**Do this**
Print all of the entries exactly, minus the pictures.
-------- Supplied material --------
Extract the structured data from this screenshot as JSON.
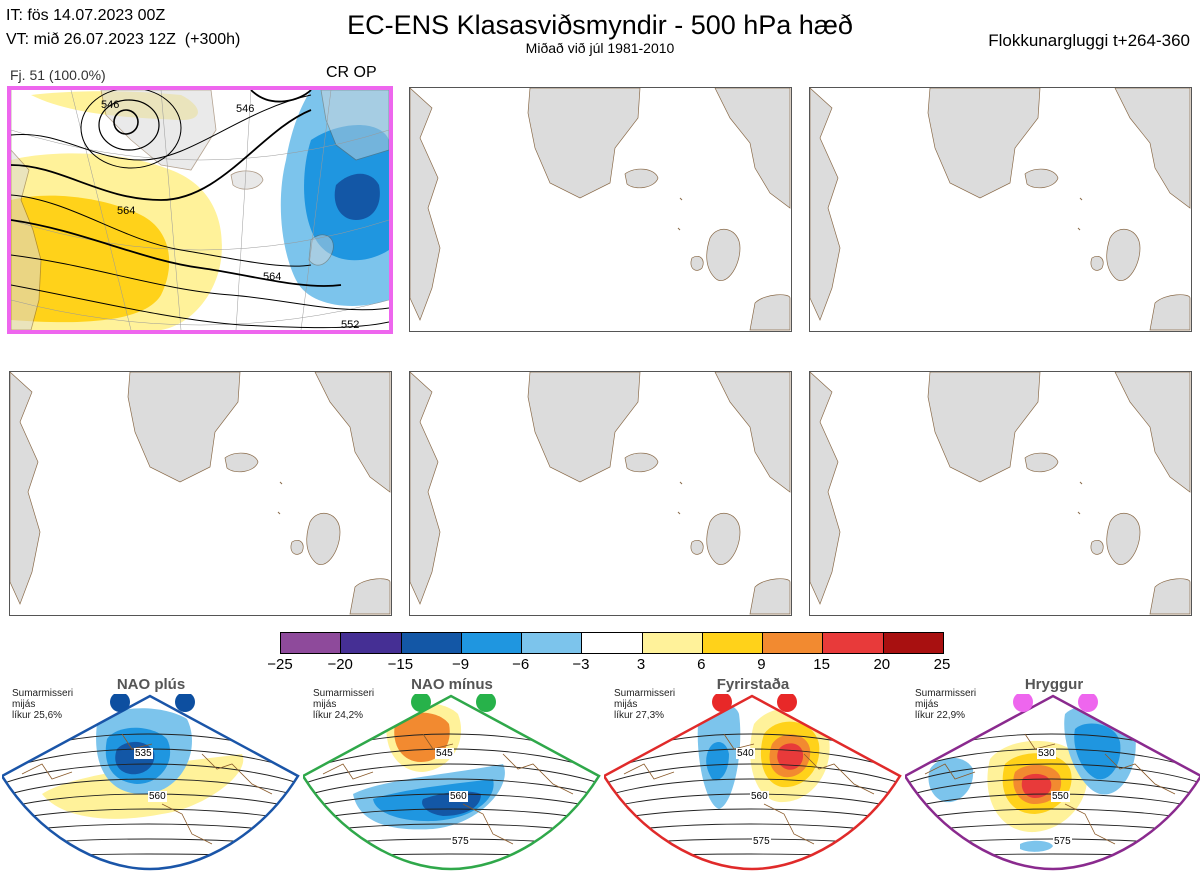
{
  "header": {
    "it_line": "IT: fös 14.07.2023 00Z",
    "vt_line": "VT: mið 26.07.2023 12Z  (+300h)",
    "title": "EC-ENS Klasasviðsmyndir - 500 hPa hæð",
    "subtitle": "Miðað við júl 1981-2010",
    "window": "Flokkunargluggi t+264-360"
  },
  "panel1": {
    "info": "Fj. 51 (100.0%)",
    "label": "CR OP",
    "contours": [
      "546",
      "564",
      "564",
      "546",
      "552"
    ]
  },
  "colorbar": {
    "colors": [
      "#8e4a9b",
      "#452f94",
      "#1357a6",
      "#1f96e0",
      "#7cc4ec",
      "#ffffff",
      "#fff29a",
      "#ffd21a",
      "#f28a30",
      "#e83a3a",
      "#a81010"
    ],
    "ticks": [
      "−25",
      "−20",
      "−15",
      "−9",
      "−6",
      "−3",
      "3",
      "6",
      "9",
      "15",
      "20",
      "25"
    ]
  },
  "regimes": [
    {
      "name": "NAO plús",
      "line1": "Sumarmisseri",
      "line2": "mijás",
      "prob": "líkur 25,6%",
      "color": "#1a55a8",
      "dot": "#0d4fa0",
      "c1": "535",
      "c2": "560"
    },
    {
      "name": "NAO mínus",
      "line1": "Sumarmisseri",
      "line2": "mijás",
      "prob": "líkur 24,2%",
      "color": "#2fa84a",
      "dot": "#27b24a",
      "c1": "545",
      "c2": "560",
      "c3": "575"
    },
    {
      "name": "Fyrirstaða",
      "line1": "Sumarmisseri",
      "line2": "mijás",
      "prob": "líkur 27,3%",
      "color": "#e02a2a",
      "dot": "#e82828",
      "c1": "540",
      "c2": "560",
      "c3": "575"
    },
    {
      "name": "Hryggur",
      "line1": "Sumarmisseri",
      "line2": "mijás",
      "prob": "líkur 22,9%",
      "color": "#8a2a8e",
      "dot": "#ee66ee",
      "c1": "530",
      "c2": "550",
      "c3": "575"
    }
  ]
}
--------
**Complete output**
Extract the structured data from this screenshot as JSON.
{
  "header": {
    "it_line": "IT: fös 14.07.2023 00Z",
    "vt_line": "VT: mið 26.07.2023 12Z  (+300h)",
    "title": "EC-ENS Klasasviðsmyndir - 500 hPa hæð",
    "subtitle": "Miðað við júl 1981-2010",
    "window": "Flokkunargluggi t+264-360"
  },
  "panel1": {
    "info": "Fj. 51 (100.0%)",
    "label": "CR OP",
    "contours": [
      "546",
      "564",
      "564",
      "546",
      "552"
    ]
  },
  "colorbar": {
    "colors": [
      "#8e4a9b",
      "#452f94",
      "#1357a6",
      "#1f96e0",
      "#7cc4ec",
      "#ffffff",
      "#fff29a",
      "#ffd21a",
      "#f28a30",
      "#e83a3a",
      "#a81010"
    ],
    "ticks": [
      "−25",
      "−20",
      "−15",
      "−9",
      "−6",
      "−3",
      "3",
      "6",
      "9",
      "15",
      "20",
      "25"
    ]
  },
  "regimes": [
    {
      "name": "NAO plús",
      "line1": "Sumarmisseri",
      "line2": "mijás",
      "prob": "líkur 25,6%",
      "color": "#1a55a8",
      "dot": "#0d4fa0",
      "c1": "535",
      "c2": "560"
    },
    {
      "name": "NAO mínus",
      "line1": "Sumarmisseri",
      "line2": "mijás",
      "prob": "líkur 24,2%",
      "color": "#2fa84a",
      "dot": "#27b24a",
      "c1": "545",
      "c2": "560",
      "c3": "575"
    },
    {
      "name": "Fyrirstaða",
      "line1": "Sumarmisseri",
      "line2": "mijás",
      "prob": "líkur 27,3%",
      "color": "#e02a2a",
      "dot": "#e82828",
      "c1": "540",
      "c2": "560",
      "c3": "575"
    },
    {
      "name": "Hryggur",
      "line1": "Sumarmisseri",
      "line2": "mijás",
      "prob": "líkur 22,9%",
      "color": "#8a2a8e",
      "dot": "#ee66ee",
      "c1": "530",
      "c2": "550",
      "c3": "575"
    }
  ]
}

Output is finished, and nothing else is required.